• _WORK TO DO_:
Tally the lines below that contain the word "into", and give only that number.

--- START RECORDED DATA ---

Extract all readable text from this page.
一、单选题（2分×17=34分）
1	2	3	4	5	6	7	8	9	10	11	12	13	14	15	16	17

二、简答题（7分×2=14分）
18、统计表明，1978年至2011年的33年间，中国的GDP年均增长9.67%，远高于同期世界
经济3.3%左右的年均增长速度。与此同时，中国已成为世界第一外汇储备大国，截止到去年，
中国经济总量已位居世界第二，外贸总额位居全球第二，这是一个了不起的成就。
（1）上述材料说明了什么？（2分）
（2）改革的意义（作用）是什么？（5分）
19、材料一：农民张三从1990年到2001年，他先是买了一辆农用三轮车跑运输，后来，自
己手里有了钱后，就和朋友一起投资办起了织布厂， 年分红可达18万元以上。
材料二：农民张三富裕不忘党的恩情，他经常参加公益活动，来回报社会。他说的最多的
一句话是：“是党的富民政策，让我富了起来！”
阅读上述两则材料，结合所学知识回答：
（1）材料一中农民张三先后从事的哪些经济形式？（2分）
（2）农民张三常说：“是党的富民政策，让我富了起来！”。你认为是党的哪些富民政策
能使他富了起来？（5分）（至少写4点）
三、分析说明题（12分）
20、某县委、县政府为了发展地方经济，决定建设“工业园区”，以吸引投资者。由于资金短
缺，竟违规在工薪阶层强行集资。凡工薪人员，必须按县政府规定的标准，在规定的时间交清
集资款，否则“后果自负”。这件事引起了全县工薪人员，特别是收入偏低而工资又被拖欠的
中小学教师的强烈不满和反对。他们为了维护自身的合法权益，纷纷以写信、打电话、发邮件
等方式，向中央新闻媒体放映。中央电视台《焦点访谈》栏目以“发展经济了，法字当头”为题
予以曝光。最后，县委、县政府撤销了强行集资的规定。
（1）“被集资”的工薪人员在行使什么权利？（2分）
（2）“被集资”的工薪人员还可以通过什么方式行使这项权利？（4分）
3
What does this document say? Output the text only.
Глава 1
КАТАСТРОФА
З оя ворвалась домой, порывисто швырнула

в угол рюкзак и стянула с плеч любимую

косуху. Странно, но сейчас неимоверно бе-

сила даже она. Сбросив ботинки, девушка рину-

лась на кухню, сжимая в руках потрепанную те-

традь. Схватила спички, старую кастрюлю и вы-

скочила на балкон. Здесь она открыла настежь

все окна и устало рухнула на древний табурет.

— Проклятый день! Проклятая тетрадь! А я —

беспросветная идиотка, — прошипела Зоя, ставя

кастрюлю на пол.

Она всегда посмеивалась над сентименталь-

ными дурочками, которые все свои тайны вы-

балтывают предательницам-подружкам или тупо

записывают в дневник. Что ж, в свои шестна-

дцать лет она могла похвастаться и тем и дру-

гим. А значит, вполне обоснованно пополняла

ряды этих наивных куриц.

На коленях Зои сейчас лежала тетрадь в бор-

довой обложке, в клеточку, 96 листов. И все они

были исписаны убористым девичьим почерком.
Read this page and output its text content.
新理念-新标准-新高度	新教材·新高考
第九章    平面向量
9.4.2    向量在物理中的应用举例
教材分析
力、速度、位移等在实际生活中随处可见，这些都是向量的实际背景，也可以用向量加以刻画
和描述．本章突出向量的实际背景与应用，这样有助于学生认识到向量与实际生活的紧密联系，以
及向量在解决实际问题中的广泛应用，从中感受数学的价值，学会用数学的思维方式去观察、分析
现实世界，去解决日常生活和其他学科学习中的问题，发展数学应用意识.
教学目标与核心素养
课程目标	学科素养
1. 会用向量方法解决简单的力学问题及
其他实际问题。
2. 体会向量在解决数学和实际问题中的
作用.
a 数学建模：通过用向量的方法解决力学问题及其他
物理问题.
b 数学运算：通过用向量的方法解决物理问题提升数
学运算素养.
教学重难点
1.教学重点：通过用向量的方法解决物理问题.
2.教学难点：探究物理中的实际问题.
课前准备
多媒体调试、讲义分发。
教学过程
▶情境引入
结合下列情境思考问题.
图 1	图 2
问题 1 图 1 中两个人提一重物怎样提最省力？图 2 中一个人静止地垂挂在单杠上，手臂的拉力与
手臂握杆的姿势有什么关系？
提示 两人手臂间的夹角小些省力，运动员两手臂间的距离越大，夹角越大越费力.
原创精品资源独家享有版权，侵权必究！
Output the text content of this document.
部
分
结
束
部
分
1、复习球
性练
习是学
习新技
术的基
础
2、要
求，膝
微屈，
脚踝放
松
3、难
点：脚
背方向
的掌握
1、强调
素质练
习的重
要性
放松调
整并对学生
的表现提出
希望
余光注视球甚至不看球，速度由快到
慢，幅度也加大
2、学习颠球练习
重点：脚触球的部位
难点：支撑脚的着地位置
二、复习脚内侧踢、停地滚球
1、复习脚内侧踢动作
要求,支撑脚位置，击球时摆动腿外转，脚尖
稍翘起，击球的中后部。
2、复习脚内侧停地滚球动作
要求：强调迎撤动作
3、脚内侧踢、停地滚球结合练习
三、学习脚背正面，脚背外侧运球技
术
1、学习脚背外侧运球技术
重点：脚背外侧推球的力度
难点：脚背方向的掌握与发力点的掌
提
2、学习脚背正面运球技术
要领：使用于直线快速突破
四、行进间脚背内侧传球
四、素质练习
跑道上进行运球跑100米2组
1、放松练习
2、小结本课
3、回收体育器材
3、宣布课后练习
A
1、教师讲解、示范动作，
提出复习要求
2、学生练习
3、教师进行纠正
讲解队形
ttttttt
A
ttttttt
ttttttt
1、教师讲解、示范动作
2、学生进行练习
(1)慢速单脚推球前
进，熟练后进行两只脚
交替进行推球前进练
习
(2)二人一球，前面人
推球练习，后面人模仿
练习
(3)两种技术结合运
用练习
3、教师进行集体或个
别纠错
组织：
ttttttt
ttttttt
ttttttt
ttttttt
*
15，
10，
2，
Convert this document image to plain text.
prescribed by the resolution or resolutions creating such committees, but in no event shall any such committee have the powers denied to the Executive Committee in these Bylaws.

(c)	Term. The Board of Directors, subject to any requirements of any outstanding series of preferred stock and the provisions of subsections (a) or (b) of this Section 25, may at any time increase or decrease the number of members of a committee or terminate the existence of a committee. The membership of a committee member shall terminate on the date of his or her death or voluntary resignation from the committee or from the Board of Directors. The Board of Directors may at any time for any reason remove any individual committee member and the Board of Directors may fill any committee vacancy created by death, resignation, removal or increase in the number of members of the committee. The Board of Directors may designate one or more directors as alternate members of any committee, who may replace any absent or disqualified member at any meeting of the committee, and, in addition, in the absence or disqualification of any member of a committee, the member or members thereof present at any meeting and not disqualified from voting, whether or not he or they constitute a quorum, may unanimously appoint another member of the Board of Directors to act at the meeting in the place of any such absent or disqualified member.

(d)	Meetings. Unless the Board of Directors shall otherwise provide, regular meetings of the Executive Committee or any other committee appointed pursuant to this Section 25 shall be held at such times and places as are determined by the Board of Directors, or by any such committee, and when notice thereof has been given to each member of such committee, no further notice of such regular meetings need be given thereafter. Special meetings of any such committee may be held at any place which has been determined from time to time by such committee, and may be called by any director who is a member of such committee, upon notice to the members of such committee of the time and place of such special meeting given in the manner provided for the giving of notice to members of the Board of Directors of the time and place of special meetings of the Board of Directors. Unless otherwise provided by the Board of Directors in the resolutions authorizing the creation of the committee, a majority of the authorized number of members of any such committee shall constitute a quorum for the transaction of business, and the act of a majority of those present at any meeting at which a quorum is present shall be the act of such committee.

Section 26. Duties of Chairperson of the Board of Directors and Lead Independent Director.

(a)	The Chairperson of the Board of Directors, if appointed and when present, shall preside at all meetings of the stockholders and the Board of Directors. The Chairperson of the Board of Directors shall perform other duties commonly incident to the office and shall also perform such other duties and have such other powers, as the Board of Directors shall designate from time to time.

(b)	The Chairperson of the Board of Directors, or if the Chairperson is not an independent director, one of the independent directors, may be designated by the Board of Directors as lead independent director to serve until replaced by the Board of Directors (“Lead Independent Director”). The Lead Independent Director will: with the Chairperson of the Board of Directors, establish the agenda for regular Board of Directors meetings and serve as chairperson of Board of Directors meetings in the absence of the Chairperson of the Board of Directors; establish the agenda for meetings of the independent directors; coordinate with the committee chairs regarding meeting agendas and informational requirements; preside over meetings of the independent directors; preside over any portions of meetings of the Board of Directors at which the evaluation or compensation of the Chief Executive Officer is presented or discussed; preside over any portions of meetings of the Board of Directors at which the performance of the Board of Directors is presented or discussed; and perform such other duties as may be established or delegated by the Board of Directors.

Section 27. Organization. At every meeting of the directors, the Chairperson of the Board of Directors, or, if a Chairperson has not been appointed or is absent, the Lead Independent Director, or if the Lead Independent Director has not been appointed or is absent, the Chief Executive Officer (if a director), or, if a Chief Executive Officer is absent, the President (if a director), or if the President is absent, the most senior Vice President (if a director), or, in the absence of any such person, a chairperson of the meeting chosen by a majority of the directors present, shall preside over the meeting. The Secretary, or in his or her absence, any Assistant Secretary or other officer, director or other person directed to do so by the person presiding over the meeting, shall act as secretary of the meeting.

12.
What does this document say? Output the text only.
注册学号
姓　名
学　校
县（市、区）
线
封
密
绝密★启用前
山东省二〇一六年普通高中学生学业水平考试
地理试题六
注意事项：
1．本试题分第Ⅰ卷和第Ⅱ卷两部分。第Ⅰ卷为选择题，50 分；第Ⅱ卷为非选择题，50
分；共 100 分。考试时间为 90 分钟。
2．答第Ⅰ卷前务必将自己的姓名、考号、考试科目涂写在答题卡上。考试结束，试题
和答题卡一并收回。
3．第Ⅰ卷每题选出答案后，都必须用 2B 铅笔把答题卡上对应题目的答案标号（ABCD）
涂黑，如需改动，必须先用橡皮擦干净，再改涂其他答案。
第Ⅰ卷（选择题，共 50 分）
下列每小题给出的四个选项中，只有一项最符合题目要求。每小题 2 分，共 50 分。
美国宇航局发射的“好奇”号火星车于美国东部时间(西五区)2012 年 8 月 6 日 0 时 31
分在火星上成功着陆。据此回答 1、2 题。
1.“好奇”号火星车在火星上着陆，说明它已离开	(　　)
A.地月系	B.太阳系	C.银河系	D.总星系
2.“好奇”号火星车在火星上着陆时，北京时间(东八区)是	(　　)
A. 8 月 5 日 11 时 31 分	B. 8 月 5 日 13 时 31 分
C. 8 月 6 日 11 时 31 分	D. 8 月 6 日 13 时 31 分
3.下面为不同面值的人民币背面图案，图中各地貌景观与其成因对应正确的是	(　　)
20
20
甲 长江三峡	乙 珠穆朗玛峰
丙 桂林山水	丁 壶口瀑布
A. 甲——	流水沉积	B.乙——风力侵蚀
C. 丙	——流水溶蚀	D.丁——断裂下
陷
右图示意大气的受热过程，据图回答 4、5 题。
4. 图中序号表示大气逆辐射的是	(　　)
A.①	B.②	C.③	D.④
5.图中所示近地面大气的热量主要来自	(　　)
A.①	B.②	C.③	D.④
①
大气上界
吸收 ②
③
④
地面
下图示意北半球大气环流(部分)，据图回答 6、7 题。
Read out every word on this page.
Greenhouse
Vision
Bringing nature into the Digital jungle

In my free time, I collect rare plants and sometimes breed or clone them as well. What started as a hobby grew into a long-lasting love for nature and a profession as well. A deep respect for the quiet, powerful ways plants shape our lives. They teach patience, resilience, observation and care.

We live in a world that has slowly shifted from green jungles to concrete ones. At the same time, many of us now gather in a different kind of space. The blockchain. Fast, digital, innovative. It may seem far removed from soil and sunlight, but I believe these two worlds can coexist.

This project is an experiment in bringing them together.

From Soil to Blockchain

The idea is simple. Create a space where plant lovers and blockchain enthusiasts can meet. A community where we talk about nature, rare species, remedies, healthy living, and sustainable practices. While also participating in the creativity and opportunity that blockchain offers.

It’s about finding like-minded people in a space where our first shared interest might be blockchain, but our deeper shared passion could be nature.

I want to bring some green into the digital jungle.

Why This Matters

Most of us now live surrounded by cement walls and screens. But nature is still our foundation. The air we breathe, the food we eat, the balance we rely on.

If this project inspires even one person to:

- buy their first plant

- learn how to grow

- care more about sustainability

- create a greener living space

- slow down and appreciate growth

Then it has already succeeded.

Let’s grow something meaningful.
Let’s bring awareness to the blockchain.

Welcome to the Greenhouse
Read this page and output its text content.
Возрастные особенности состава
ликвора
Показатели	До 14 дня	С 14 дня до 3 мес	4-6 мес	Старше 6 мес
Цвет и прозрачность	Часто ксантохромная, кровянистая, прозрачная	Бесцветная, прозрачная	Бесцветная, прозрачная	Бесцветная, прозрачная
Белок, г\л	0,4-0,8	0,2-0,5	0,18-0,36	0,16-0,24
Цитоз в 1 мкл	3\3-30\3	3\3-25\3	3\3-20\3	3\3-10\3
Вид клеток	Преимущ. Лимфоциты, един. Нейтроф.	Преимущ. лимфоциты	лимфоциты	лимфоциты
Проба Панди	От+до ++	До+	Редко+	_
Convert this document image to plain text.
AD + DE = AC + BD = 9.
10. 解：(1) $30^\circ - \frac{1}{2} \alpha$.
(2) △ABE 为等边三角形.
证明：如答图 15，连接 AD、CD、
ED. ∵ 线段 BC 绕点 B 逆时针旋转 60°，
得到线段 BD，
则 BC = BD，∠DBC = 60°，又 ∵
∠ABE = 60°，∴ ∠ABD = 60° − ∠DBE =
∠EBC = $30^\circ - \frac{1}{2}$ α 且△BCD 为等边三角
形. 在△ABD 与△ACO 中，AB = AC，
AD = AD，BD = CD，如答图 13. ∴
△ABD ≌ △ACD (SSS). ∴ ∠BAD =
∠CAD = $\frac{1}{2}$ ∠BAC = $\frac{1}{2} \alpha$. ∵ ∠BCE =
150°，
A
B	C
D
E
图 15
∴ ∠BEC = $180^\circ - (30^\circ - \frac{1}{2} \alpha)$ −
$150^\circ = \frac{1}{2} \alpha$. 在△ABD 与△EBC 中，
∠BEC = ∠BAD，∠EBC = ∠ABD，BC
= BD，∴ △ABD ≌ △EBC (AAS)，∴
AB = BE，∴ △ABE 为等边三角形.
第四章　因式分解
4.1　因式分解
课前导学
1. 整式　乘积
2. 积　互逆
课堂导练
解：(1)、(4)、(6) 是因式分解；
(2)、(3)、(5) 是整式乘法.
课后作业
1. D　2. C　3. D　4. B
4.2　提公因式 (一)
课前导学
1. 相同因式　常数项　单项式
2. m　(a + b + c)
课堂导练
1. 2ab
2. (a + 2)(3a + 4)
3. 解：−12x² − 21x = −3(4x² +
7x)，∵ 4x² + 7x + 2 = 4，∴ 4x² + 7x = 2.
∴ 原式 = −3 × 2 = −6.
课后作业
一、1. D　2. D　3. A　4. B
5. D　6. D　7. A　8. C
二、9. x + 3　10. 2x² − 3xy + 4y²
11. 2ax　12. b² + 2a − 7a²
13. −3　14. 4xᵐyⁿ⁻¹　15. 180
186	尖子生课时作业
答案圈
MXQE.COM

--- END RECORDED DATA ---

• _REPLY TO THE TASK_:
3